Data listing

.....

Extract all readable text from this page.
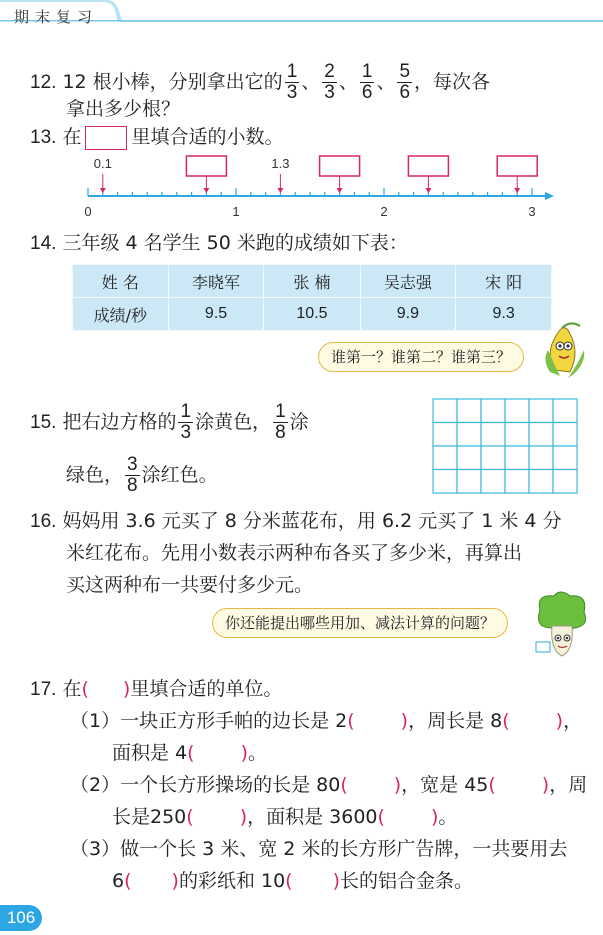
期末复习
12. 12 根小棒，分别拿出它的 $\frac{1}{3}$ 、 $\frac{2}{3}$ 、 $\frac{1}{6}$ 、 $\frac{5}{6}$ ，每次各
拿出多少根？
13. 在	里填合适的小数。
0	1	2	3
0.1	1.3
14. 三年级 4 名学生 50 米跑的成绩如下表：
姓 名	李晓军	张 楠	吴志强	宋 阳
成绩/秒	9.5	10.5	9.9	9.3
谁第一？谁第二？谁第三？
15. 把右边方格的 $\frac{1}{3}$ 涂黄色， $\frac{1}{8}$ 涂
绿色， $\frac{3}{8}$ 涂红色。
16. 妈妈用 3.6 元买了 8 分米蓝花布，用 6.2 元买了 1 米 4 分
米红花布。先用小数表示两种布各买了多少米，再算出
买这两种布一共要付多少元。
你还能提出哪些用加、减法计算的问题？
17. 在( )里填合适的单位。
（1）一块正方形手帕的边长是 2( )，周长是 8( )，
面积是 4( )。
（2）一个长方形操场的长是 80( )，宽是 45( )，周
长是250( )，面积是 3600( )。
（3）做一个长 3 米、宽 2 米的长方形广告牌，一共要用去
6( )的彩纸和 10( )长的铝合金条。
106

.....

* WHAT YOU HAVE TO DO *
Reproduce all entries without any change, and omit the pictures.

* COMPLETED EXERCISE *
Extract all readable text from this page.
期末复习
12. 12 根小棒，分别拿出它的 $\frac{1}{3}$ 、 $\frac{2}{3}$ 、 $\frac{1}{6}$ 、 $\frac{5}{6}$ ，每次各
拿出多少根？
13. 在	里填合适的小数。
0	1	2	3
0.1	1.3
14. 三年级 4 名学生 50 米跑的成绩如下表：
姓 名	李晓军	张 楠	吴志强	宋 阳
成绩/秒	9.5	10.5	9.9	9.3
谁第一？谁第二？谁第三？
15. 把右边方格的 $\frac{1}{3}$ 涂黄色， $\frac{1}{8}$ 涂
绿色， $\frac{3}{8}$ 涂红色。
16. 妈妈用 3.6 元买了 8 分米蓝花布，用 6.2 元买了 1 米 4 分
米红花布。先用小数表示两种布各买了多少米，再算出
买这两种布一共要付多少元。
你还能提出哪些用加、减法计算的问题？
17. 在( )里填合适的单位。
（1）一块正方形手帕的边长是 2( )，周长是 8( )，
面积是 4( )。
（2）一个长方形操场的长是 80( )，宽是 45( )，周
长是250( )，面积是 3600( )。
（3）做一个长 3 米、宽 2 米的长方形广告牌，一共要用去
6( )的彩纸和 10( )长的铝合金条。
106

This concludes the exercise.